_Given exercise_. Output every line below exactly.

_The data_.
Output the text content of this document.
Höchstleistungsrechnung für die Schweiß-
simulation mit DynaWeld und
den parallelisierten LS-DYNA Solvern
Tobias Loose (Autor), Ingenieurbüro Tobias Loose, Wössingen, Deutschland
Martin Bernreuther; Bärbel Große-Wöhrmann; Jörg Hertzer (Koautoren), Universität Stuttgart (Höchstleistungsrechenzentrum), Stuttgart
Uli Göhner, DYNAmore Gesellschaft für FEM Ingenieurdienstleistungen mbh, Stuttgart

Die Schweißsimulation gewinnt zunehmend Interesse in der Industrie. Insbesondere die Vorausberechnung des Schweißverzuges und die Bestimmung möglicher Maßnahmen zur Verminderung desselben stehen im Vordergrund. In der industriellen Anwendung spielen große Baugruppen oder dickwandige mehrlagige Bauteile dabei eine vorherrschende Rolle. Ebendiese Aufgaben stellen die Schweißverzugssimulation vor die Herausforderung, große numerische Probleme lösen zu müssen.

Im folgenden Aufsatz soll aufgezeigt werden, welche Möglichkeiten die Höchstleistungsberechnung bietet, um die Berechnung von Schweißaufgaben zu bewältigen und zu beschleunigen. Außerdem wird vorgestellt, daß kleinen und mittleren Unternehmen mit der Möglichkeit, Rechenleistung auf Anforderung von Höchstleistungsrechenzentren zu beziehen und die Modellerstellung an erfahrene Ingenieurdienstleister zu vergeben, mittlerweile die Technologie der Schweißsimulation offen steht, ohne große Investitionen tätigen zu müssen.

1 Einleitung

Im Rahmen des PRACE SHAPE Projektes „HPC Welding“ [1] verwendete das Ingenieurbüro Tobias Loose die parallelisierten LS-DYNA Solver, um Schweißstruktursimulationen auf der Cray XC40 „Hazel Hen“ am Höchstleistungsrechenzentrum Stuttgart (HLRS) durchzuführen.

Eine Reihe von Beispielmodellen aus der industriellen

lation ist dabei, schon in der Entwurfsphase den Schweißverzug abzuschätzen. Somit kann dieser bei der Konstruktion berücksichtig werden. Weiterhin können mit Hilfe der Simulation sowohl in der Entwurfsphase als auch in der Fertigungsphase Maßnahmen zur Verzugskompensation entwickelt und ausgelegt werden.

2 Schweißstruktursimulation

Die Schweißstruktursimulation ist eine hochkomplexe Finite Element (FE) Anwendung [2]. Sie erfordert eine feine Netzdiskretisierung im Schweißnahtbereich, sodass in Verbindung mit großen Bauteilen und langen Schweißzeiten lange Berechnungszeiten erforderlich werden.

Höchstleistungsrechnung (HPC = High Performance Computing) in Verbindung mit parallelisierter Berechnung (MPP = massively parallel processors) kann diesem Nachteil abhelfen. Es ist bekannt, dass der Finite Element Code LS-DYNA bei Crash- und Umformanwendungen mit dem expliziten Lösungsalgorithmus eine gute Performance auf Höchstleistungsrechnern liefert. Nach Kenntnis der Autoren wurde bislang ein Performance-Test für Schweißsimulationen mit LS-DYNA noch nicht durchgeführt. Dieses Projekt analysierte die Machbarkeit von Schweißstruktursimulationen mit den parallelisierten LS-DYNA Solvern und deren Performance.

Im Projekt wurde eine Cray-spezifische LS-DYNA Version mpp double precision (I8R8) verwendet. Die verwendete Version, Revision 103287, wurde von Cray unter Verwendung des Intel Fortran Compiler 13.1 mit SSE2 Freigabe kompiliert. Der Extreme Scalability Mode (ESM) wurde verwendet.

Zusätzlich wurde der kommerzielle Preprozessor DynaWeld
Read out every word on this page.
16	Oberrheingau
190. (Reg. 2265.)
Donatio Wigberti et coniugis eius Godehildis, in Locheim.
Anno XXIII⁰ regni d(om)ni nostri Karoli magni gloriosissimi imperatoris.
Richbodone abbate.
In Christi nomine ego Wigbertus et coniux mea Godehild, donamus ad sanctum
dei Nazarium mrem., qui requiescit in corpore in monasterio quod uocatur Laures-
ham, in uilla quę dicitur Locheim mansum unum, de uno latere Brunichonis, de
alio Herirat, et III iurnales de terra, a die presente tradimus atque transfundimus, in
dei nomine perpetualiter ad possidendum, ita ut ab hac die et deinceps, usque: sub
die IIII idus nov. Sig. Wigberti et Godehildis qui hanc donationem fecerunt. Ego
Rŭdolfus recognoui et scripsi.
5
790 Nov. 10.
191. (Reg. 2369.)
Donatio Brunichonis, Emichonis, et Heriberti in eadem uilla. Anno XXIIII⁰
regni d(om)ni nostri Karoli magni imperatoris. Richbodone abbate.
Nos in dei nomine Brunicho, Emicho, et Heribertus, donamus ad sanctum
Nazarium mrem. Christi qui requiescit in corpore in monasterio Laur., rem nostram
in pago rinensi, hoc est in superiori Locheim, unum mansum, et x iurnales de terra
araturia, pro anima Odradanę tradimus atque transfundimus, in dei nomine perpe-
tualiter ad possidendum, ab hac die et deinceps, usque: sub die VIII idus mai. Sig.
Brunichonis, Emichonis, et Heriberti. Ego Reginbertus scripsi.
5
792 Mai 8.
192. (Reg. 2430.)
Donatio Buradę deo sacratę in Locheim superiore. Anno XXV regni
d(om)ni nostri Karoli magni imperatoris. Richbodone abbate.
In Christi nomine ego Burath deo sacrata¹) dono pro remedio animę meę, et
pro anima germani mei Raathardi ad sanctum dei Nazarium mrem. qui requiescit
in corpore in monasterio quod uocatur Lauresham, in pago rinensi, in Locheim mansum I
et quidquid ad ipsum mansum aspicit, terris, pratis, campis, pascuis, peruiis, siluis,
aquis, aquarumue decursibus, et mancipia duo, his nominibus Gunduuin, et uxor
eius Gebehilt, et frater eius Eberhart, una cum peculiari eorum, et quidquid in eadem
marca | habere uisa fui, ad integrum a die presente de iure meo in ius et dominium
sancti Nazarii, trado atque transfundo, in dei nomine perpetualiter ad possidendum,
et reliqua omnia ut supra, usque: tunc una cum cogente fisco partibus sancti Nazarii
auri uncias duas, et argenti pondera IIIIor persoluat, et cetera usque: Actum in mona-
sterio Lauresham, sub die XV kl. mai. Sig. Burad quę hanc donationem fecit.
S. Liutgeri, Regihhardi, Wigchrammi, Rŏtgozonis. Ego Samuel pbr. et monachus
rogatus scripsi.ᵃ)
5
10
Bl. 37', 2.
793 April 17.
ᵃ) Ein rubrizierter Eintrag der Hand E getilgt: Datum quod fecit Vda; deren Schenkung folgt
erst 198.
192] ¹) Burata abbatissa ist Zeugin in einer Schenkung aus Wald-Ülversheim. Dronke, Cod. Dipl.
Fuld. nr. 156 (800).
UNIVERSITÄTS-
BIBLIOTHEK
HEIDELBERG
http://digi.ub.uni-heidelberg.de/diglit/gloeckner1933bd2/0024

_Reply to the exercise_.
Output the text content of this document.
Höchstleistungsrechnung für die Schweiß-
simulation mit DynaWeld und
den parallelisierten LS-DYNA Solvern
Tobias Loose (Autor), Ingenieurbüro Tobias Loose, Wössingen, Deutschland
Martin Bernreuther; Bärbel Große-Wöhrmann; Jörg Hertzer (Koautoren), Universität Stuttgart (Höchstleistungsrechenzentrum), Stuttgart
Uli Göhner, DYNAmore Gesellschaft für FEM Ingenieurdienstleistungen mbh, Stuttgart

Die Schweißsimulation gewinnt zunehmend Interesse in der Industrie. Insbesondere die Vorausberechnung des Schweißverzuges und die Bestimmung möglicher Maßnahmen zur Verminderung desselben stehen im Vordergrund. In der industriellen Anwendung spielen große Baugruppen oder dickwandige mehrlagige Bauteile dabei eine vorherrschende Rolle. Ebendiese Aufgaben stellen die Schweißverzugssimulation vor die Herausforderung, große numerische Probleme lösen zu müssen.

Im folgenden Aufsatz soll aufgezeigt werden, welche Möglichkeiten die Höchstleistungsberechnung bietet, um die Berechnung von Schweißaufgaben zu bewältigen und zu beschleunigen. Außerdem wird vorgestellt, daß kleinen und mittleren Unternehmen mit der Möglichkeit, Rechenleistung auf Anforderung von Höchstleistungsrechenzentren zu beziehen und die Modellerstellung an erfahrene Ingenieurdienstleister zu vergeben, mittlerweile die Technologie der Schweißsimulation offen steht, ohne große Investitionen tätigen zu müssen.

1 Einleitung

Im Rahmen des PRACE SHAPE Projektes „HPC Welding“ [1] verwendete das Ingenieurbüro Tobias Loose die parallelisierten LS-DYNA Solver, um Schweißstruktursimulationen auf der Cray XC40 „Hazel Hen“ am Höchstleistungsrechenzentrum Stuttgart (HLRS) durchzuführen.

Eine Reihe von Beispielmodellen aus der industriellen

lation ist dabei, schon in der Entwurfsphase den Schweißverzug abzuschätzen. Somit kann dieser bei der Konstruktion berücksichtig werden. Weiterhin können mit Hilfe der Simulation sowohl in der Entwurfsphase als auch in der Fertigungsphase Maßnahmen zur Verzugskompensation entwickelt und ausgelegt werden.

2 Schweißstruktursimulation

Die Schweißstruktursimulation ist eine hochkomplexe Finite Element (FE) Anwendung [2]. Sie erfordert eine feine Netzdiskretisierung im Schweißnahtbereich, sodass in Verbindung mit großen Bauteilen und langen Schweißzeiten lange Berechnungszeiten erforderlich werden.

Höchstleistungsrechnung (HPC = High Performance Computing) in Verbindung mit parallelisierter Berechnung (MPP = massively parallel processors) kann diesem Nachteil abhelfen. Es ist bekannt, dass der Finite Element Code LS-DYNA bei Crash- und Umformanwendungen mit dem expliziten Lösungsalgorithmus eine gute Performance auf Höchstleistungsrechnern liefert. Nach Kenntnis der Autoren wurde bislang ein Performance-Test für Schweißsimulationen mit LS-DYNA noch nicht durchgeführt. Dieses Projekt analysierte die Machbarkeit von Schweißstruktursimulationen mit den parallelisierten LS-DYNA Solvern und deren Performance.

Im Projekt wurde eine Cray-spezifische LS-DYNA Version mpp double precision (I8R8) verwendet. Die verwendete Version, Revision 103287, wurde von Cray unter Verwendung des Intel Fortran Compiler 13.1 mit SSE2 Freigabe kompiliert. Der Extreme Scalability Mode (ESM) wurde verwendet.

Zusätzlich wurde der kommerzielle Preprozessor DynaWeld
Read out every word on this page.
16	Oberrheingau
190. (Reg. 2265.)
Donatio Wigberti et coniugis eius Godehildis, in Locheim.
Anno XXIII⁰ regni d(om)ni nostri Karoli magni gloriosissimi imperatoris.
Richbodone abbate.
In Christi nomine ego Wigbertus et coniux mea Godehild, donamus ad sanctum
dei Nazarium mrem., qui requiescit in corpore in monasterio quod uocatur Laures-
ham, in uilla quę dicitur Locheim mansum unum, de uno latere Brunichonis, de
alio Herirat, et III iurnales de terra, a die presente tradimus atque transfundimus, in
dei nomine perpetualiter ad possidendum, ita ut ab hac die et deinceps, usque: sub
die IIII idus nov. Sig. Wigberti et Godehildis qui hanc donationem fecerunt. Ego
Rŭdolfus recognoui et scripsi.
5
790 Nov. 10.
191. (Reg. 2369.)
Donatio Brunichonis, Emichonis, et Heriberti in eadem uilla. Anno XXIIII⁰
regni d(om)ni nostri Karoli magni imperatoris. Richbodone abbate.
Nos in dei nomine Brunicho, Emicho, et Heribertus, donamus ad sanctum
Nazarium mrem. Christi qui requiescit in corpore in monasterio Laur., rem nostram
in pago rinensi, hoc est in superiori Locheim, unum mansum, et x iurnales de terra
araturia, pro anima Odradanę tradimus atque transfundimus, in dei nomine perpe-
tualiter ad possidendum, ab hac die et deinceps, usque: sub die VIII idus mai. Sig.
Brunichonis, Emichonis, et Heriberti. Ego Reginbertus scripsi.
5
792 Mai 8.
192. (Reg. 2430.)
Donatio Buradę deo sacratę in Locheim superiore. Anno XXV regni
d(om)ni nostri Karoli magni imperatoris. Richbodone abbate.
In Christi nomine ego Burath deo sacrata¹) dono pro remedio animę meę, et
pro anima germani mei Raathardi ad sanctum dei Nazarium mrem. qui requiescit
in corpore in monasterio quod uocatur Lauresham, in pago rinensi, in Locheim mansum I
et quidquid ad ipsum mansum aspicit, terris, pratis, campis, pascuis, peruiis, siluis,
aquis, aquarumue decursibus, et mancipia duo, his nominibus Gunduuin, et uxor
eius Gebehilt, et frater eius Eberhart, una cum peculiari eorum, et quidquid in eadem
marca | habere uisa fui, ad integrum a die presente de iure meo in ius et dominium
sancti Nazarii, trado atque transfundo, in dei nomine perpetualiter ad possidendum,
et reliqua omnia ut supra, usque: tunc una cum cogente fisco partibus sancti Nazarii
auri uncias duas, et argenti pondera IIIIor persoluat, et cetera usque: Actum in mona-
sterio Lauresham, sub die XV kl. mai. Sig. Burad quę hanc donationem fecit.
S. Liutgeri, Regihhardi, Wigchrammi, Rŏtgozonis. Ego Samuel pbr. et monachus
rogatus scripsi.ᵃ)
5
10
Bl. 37', 2.
793 April 17.
ᵃ) Ein rubrizierter Eintrag der Hand E getilgt: Datum quod fecit Vda; deren Schenkung folgt
erst 198.
192] ¹) Burata abbatissa ist Zeugin in einer Schenkung aus Wald-Ülversheim. Dronke, Cod. Dipl.
Fuld. nr. 156 (800).
UNIVERSITÄTS-
BIBLIOTHEK
HEIDELBERG
http://digi.ub.uni-heidelberg.de/diglit/gloeckner1933bd2/0024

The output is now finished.